## Exercise task
Please retype the records below exactly, leaving out any pictures.

>> start Source material

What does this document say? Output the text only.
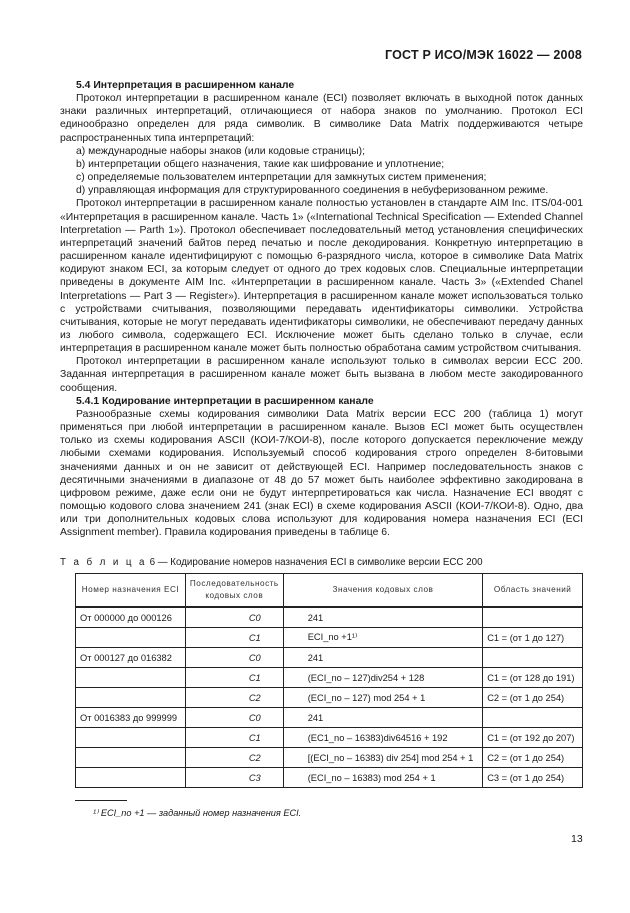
ГОСТ Р ИСО/МЭК 16022 — 2008
5.4 Интерпретация в расширенном канале

Протокол интерпретации в расширенном канале (ECI) позволяет включать в выходной поток данных знаки различных интерпретаций, отличающиеся от набора знаков по умолчанию. Протокол ECI единообразно определен для ряда символик. В символике Data Matrix поддерживаются четыре распространенных типа интерпретаций:

а) международные наборы знаков (или кодовые страницы);
b) интерпретации общего назначения, такие как шифрование и уплотнение;
с) определяемые пользователем интерпретации для замкнутых систем применения;
d) управляющая информация для структурированного соединения в небуферизованном режиме.

Протокол интерпретации в расширенном канале полностью установлен в стандарте AIM Inc. ITS/04-001 «Интерпретация в расширенном канале. Часть 1» («International Technical Specification — Extended Channel Interpretation — Parth 1»). Протокол обеспечивает последовательный метод установления специфических интерпретаций значений байтов перед печатью и после декодирования. Конкретную интерпретацию в расширенном канале идентифицируют с помощью 6-разрядного числа, которое в символике Data Matrix кодируют знаком ECI, за которым следует от одного до трех кодовых слов. Специальные интерпретации приведены в документе AIM Inc. «Интерпретации в расширенном канале. Часть 3» («Extended Chanel Interpretations — Part 3 — Register»). Интерпретация в расширенном канале может использоваться только с устройствами считывания, позволяющими передавать идентификаторы символики. Устройства считывания, которые не могут передавать идентификаторы символики, не обеспечивают передачу данных из любого символа, содержащего ECI. Исключение может быть сделано только в случае, если интерпретация в расширенном канале может быть полностью обработана самим устройством считывания.

Протокол интерпретации в расширенном канале используют только в символах версии ECC 200. Заданная интерпретация в расширенном канале может быть вызвана в любом месте закодированного сообщения.

5.4.1 Кодирование интерпретации в расширенном канале

Разнообразные схемы кодирования символики Data Matrix версии ECC 200 (таблица 1) могут применяться при любой интерпретации в расширенном канале. Вызов ECI может быть осуществлен только из схемы кодирования ASCII (КОИ-7/КОИ-8), после которого допускается переключение между любыми схемами кодирования. Используемый способ кодирования строго определен 8-битовыми значениями данных и он не зависит от действующей ECI. Например последовательность знаков с десятичными значениями в диапазоне от 48 до 57 может быть наиболее эффективно закодирована в цифровом режиме, даже если они не будут интерпретироваться как числа. Назначение ECI вводят с помощью кодового слова значением 241 (знак ECI) в схеме кодирования ASCII (КОИ-7/КОИ-8). Одно, два или три дополнительных кодовых слова используют для кодирования номера назначения ECI (ECI Assignment member). Правила кодирования приведены в таблице 6.

Т а б л и ц а 6 — Кодирование номеров назначения ECI в символике версии ECC 200
Номер назначения ECI	Последовательность кодовых слов	Значения кодовых слов	Область значений
От 000000 до 000126	C0	241	
	C1	ECI_no +1¹⁾	C1 = (от 1 до 127)
От 000127 до 016382	C0	241	
	C1	(ECI_no – 127)div254 + 128	C1 = (от 128 до 191)
	C2	(ECI_no – 127) mod 254 + 1	C2 = (от 1 до 254)
От 0016383 до 999999	C0	241	
	C1	(EC1_no – 16383)div64516 + 192	C1 = (от 192 до 207)
	C2	[(ECI_no – 16383) div 254] mod 254 + 1	C2 = (от 1 до 254)
	C3	(ECI_no – 16383) mod 254 + 1	C3 = (от 1 до 254)
¹⁾ ECI_no +1 — заданный номер назначения ECI.
13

>> end Source material

## Problem solution
What does this document say? Output the text only.
ГОСТ Р ИСО/МЭК 16022 — 2008
5.4 Интерпретация в расширенном канале

Протокол интерпретации в расширенном канале (ECI) позволяет включать в выходной поток данных знаки различных интерпретаций, отличающиеся от набора знаков по умолчанию. Протокол ECI единообразно определен для ряда символик. В символике Data Matrix поддерживаются четыре распространенных типа интерпретаций:

а) международные наборы знаков (или кодовые страницы);
b) интерпретации общего назначения, такие как шифрование и уплотнение;
с) определяемые пользователем интерпретации для замкнутых систем применения;
d) управляющая информация для структурированного соединения в небуферизованном режиме.

Протокол интерпретации в расширенном канале полностью установлен в стандарте AIM Inc. ITS/04-001 «Интерпретация в расширенном канале. Часть 1» («International Technical Specification — Extended Channel Interpretation — Parth 1»). Протокол обеспечивает последовательный метод установления специфических интерпретаций значений байтов перед печатью и после декодирования. Конкретную интерпретацию в расширенном канале идентифицируют с помощью 6-разрядного числа, которое в символике Data Matrix кодируют знаком ECI, за которым следует от одного до трех кодовых слов. Специальные интерпретации приведены в документе AIM Inc. «Интерпретации в расширенном канале. Часть 3» («Extended Chanel Interpretations — Part 3 — Register»). Интерпретация в расширенном канале может использоваться только с устройствами считывания, позволяющими передавать идентификаторы символики. Устройства считывания, которые не могут передавать идентификаторы символики, не обеспечивают передачу данных из любого символа, содержащего ECI. Исключение может быть сделано только в случае, если интерпретация в расширенном канале может быть полностью обработана самим устройством считывания.

Протокол интерпретации в расширенном канале используют только в символах версии ECC 200. Заданная интерпретация в расширенном канале может быть вызвана в любом месте закодированного сообщения.

5.4.1 Кодирование интерпретации в расширенном канале

Разнообразные схемы кодирования символики Data Matrix версии ECC 200 (таблица 1) могут применяться при любой интерпретации в расширенном канале. Вызов ECI может быть осуществлен только из схемы кодирования ASCII (КОИ-7/КОИ-8), после которого допускается переключение между любыми схемами кодирования. Используемый способ кодирования строго определен 8-битовыми значениями данных и он не зависит от действующей ECI. Например последовательность знаков с десятичными значениями в диапазоне от 48 до 57 может быть наиболее эффективно закодирована в цифровом режиме, даже если они не будут интерпретироваться как числа. Назначение ECI вводят с помощью кодового слова значением 241 (знак ECI) в схеме кодирования ASCII (КОИ-7/КОИ-8). Одно, два или три дополнительных кодовых слова используют для кодирования номера назначения ECI (ECI Assignment member). Правила кодирования приведены в таблице 6.

Т а б л и ц а 6 — Кодирование номеров назначения ECI в символике версии ECC 200
Номер назначения ECI	Последовательность кодовых слов	Значения кодовых слов	Область значений
От 000000 до 000126	C0	241	
	C1	ECI_no +1¹⁾	C1 = (от 1 до 127)
От 000127 до 016382	C0	241	
	C1	(ECI_no – 127)div254 + 128	C1 = (от 128 до 191)
	C2	(ECI_no – 127) mod 254 + 1	C2 = (от 1 до 254)
От 0016383 до 999999	C0	241	
	C1	(EC1_no – 16383)div64516 + 192	C1 = (от 192 до 207)
	C2	[(ECI_no – 16383) div 254] mod 254 + 1	C2 = (от 1 до 254)
	C3	(ECI_no – 16383) mod 254 + 1	C3 = (от 1 до 254)
¹⁾ ECI_no +1 — заданный номер назначения ECI.
13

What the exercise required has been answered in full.